### WHAT TO DO
Rewrite the lines below, putting "vertical tick label" wherever "y-tick-label" appears and leaving everything else unchanged.

### Box annotation data
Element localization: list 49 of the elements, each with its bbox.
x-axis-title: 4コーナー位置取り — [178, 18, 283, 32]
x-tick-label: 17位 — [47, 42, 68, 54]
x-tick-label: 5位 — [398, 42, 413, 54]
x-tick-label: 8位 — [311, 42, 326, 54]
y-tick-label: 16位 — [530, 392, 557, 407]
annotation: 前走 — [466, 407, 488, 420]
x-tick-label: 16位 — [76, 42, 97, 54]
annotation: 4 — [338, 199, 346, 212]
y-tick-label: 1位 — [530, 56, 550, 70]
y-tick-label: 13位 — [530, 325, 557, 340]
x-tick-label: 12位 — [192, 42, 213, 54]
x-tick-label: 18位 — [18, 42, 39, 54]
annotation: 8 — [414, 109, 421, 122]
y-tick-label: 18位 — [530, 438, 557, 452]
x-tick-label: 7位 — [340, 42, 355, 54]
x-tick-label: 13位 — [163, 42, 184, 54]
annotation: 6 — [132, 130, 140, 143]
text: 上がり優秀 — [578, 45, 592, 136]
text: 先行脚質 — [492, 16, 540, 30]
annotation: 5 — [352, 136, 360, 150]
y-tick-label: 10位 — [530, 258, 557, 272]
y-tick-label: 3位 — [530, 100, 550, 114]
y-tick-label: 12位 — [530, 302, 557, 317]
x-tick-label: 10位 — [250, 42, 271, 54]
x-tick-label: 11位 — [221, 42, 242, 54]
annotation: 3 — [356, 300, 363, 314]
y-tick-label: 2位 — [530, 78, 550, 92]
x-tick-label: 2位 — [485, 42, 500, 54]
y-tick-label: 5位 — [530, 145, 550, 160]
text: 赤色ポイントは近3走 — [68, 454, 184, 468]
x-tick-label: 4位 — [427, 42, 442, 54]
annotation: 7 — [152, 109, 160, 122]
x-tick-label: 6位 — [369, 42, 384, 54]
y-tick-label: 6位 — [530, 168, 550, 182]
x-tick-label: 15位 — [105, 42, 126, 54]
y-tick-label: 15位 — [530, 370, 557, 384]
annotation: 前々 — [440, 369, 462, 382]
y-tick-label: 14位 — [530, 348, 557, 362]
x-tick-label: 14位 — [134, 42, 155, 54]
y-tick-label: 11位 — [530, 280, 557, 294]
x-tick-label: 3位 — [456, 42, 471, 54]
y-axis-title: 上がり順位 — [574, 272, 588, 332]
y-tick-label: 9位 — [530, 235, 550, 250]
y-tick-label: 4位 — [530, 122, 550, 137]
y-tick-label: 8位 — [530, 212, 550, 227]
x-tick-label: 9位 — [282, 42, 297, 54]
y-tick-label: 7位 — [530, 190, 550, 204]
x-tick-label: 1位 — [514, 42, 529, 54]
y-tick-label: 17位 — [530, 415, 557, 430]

### OUTPUT
Element localization: list 49 of the elements, each with its bbox.
x-axis-title: 4コーナー位置取り — [178, 18, 283, 32]
x-tick-label: 17位 — [47, 42, 68, 54]
x-tick-label: 5位 — [398, 42, 413, 54]
x-tick-label: 8位 — [311, 42, 326, 54]
vertical tick label: 16位 — [530, 392, 557, 407]
annotation: 前走 — [466, 407, 488, 420]
x-tick-label: 16位 — [76, 42, 97, 54]
annotation: 4 — [338, 199, 346, 212]
vertical tick label: 1位 — [530, 56, 550, 70]
vertical tick label: 13位 — [530, 325, 557, 340]
x-tick-label: 12位 — [192, 42, 213, 54]
x-tick-label: 18位 — [18, 42, 39, 54]
annotation: 8 — [414, 109, 421, 122]
vertical tick label: 18位 — [530, 438, 557, 452]
x-tick-label: 7位 — [340, 42, 355, 54]
x-tick-label: 13位 — [163, 42, 184, 54]
annotation: 6 — [132, 130, 140, 143]
text: 上がり優秀 — [578, 45, 592, 136]
text: 先行脚質 — [492, 16, 540, 30]
annotation: 5 — [352, 136, 360, 150]
vertical tick label: 10位 — [530, 258, 557, 272]
vertical tick label: 3位 — [530, 100, 550, 114]
vertical tick label: 12位 — [530, 302, 557, 317]
x-tick-label: 10位 — [250, 42, 271, 54]
x-tick-label: 11位 — [221, 42, 242, 54]
annotation: 3 — [356, 300, 363, 314]
vertical tick label: 2位 — [530, 78, 550, 92]
x-tick-label: 2位 — [485, 42, 500, 54]
vertical tick label: 5位 — [530, 145, 550, 160]
text: 赤色ポイントは近3走 — [68, 454, 184, 468]
x-tick-label: 4位 — [427, 42, 442, 54]
annotation: 7 — [152, 109, 160, 122]
x-tick-label: 6位 — [369, 42, 384, 54]
vertical tick label: 6位 — [530, 168, 550, 182]
x-tick-label: 15位 — [105, 42, 126, 54]
vertical tick label: 15位 — [530, 370, 557, 384]
annotation: 前々 — [440, 369, 462, 382]
vertical tick label: 14位 — [530, 348, 557, 362]
x-tick-label: 14位 — [134, 42, 155, 54]
vertical tick label: 11位 — [530, 280, 557, 294]
x-tick-label: 3位 — [456, 42, 471, 54]
y-axis-title: 上がり順位 — [574, 272, 588, 332]
vertical tick label: 9位 — [530, 235, 550, 250]
vertical tick label: 4位 — [530, 122, 550, 137]
vertical tick label: 8位 — [530, 212, 550, 227]
x-tick-label: 9位 — [282, 42, 297, 54]
vertical tick label: 7位 — [530, 190, 550, 204]
x-tick-label: 1位 — [514, 42, 529, 54]
vertical tick label: 17位 — [530, 415, 557, 430]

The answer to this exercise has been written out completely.